═════ Material provided

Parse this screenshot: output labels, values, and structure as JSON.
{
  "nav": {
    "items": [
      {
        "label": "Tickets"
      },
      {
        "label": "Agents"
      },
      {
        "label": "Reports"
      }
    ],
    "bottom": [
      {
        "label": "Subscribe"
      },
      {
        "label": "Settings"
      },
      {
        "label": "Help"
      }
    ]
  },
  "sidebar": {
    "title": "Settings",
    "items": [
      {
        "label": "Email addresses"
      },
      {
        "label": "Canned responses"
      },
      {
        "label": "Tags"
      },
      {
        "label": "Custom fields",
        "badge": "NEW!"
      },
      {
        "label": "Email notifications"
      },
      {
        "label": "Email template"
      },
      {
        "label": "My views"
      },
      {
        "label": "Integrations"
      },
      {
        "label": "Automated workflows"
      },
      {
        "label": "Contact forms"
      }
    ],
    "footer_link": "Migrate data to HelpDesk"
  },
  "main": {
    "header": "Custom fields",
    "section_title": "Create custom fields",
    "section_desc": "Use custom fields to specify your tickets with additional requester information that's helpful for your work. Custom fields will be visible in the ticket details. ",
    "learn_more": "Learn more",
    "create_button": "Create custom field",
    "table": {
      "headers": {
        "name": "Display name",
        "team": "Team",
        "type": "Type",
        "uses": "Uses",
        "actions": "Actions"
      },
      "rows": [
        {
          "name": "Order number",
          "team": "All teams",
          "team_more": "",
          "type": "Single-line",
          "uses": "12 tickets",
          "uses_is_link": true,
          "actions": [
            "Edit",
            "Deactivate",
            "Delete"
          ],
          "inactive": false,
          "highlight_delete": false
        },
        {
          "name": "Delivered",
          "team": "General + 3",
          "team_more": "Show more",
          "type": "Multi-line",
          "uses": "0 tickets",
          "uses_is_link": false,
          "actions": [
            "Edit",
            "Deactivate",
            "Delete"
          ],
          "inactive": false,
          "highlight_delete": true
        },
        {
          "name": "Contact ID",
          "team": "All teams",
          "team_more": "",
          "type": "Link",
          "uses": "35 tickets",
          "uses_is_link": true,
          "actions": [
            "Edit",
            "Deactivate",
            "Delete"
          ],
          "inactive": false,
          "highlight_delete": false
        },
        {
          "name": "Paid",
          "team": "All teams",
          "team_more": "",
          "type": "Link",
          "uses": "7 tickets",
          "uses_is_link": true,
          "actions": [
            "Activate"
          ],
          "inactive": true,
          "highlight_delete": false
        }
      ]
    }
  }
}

══════════

**Exercise details**
Look through the data above. Copy every line with the string "type" in it.

**Expected output**
        "type": "Type",
          "type": "Single-line",
          "type": "Multi-line",
          "type": "Link",
          "type": "Link",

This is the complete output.